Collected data
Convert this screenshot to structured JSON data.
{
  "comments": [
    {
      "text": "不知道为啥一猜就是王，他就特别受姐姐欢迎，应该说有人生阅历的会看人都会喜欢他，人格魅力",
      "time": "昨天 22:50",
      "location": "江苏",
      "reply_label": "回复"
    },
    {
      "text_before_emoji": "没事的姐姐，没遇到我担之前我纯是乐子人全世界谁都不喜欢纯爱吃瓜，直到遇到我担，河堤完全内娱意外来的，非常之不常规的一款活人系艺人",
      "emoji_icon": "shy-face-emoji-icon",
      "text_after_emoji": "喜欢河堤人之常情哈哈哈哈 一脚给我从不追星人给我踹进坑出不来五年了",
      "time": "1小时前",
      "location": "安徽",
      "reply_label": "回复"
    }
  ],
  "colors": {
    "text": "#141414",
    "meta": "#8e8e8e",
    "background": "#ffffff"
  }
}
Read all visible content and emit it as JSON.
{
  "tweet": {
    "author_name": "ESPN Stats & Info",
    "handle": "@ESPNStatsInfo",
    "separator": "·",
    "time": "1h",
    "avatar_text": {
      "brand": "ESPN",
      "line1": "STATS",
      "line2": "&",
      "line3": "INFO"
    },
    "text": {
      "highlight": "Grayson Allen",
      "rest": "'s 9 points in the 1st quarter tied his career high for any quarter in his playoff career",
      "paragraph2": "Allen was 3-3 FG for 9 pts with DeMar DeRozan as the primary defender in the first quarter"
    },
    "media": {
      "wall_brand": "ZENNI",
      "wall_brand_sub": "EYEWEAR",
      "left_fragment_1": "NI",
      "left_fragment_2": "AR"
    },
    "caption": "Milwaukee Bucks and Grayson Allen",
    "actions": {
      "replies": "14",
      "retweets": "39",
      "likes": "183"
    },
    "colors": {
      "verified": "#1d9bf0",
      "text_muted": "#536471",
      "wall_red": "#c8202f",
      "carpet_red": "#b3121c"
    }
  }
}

* **Stated exercise**
Repeat the material above exactly.

* **The response**
Convert this screenshot to structured JSON data.
{
  "comments": [
    {
      "text": "不知道为啥一猜就是王，他就特别受姐姐欢迎，应该说有人生阅历的会看人都会喜欢他，人格魅力",
      "time": "昨天 22:50",
      "location": "江苏",
      "reply_label": "回复"
    },
    {
      "text_before_emoji": "没事的姐姐，没遇到我担之前我纯是乐子人全世界谁都不喜欢纯爱吃瓜，直到遇到我担，河堤完全内娱意外来的，非常之不常规的一款活人系艺人",
      "emoji_icon": "shy-face-emoji-icon",
      "text_after_emoji": "喜欢河堤人之常情哈哈哈哈 一脚给我从不追星人给我踹进坑出不来五年了",
      "time": "1小时前",
      "location": "安徽",
      "reply_label": "回复"
    }
  ],
  "colors": {
    "text": "#141414",
    "meta": "#8e8e8e",
    "background": "#ffffff"
  }
}
Read all visible content and emit it as JSON.
{
  "tweet": {
    "author_name": "ESPN Stats & Info",
    "handle": "@ESPNStatsInfo",
    "separator": "·",
    "time": "1h",
    "avatar_text": {
      "brand": "ESPN",
      "line1": "STATS",
      "line2": "&",
      "line3": "INFO"
    },
    "text": {
      "highlight": "Grayson Allen",
      "rest": "'s 9 points in the 1st quarter tied his career high for any quarter in his playoff career",
      "paragraph2": "Allen was 3-3 FG for 9 pts with DeMar DeRozan as the primary defender in the first quarter"
    },
    "media": {
      "wall_brand": "ZENNI",
      "wall_brand_sub": "EYEWEAR",
      "left_fragment_1": "NI",
      "left_fragment_2": "AR"
    },
    "caption": "Milwaukee Bucks and Grayson Allen",
    "actions": {
      "replies": "14",
      "retweets": "39",
      "likes": "183"
    },
    "colors": {
      "verified": "#1d9bf0",
      "text_muted": "#536471",
      "wall_red": "#c8202f",
      "carpet_red": "#b3121c"
    }
  }
}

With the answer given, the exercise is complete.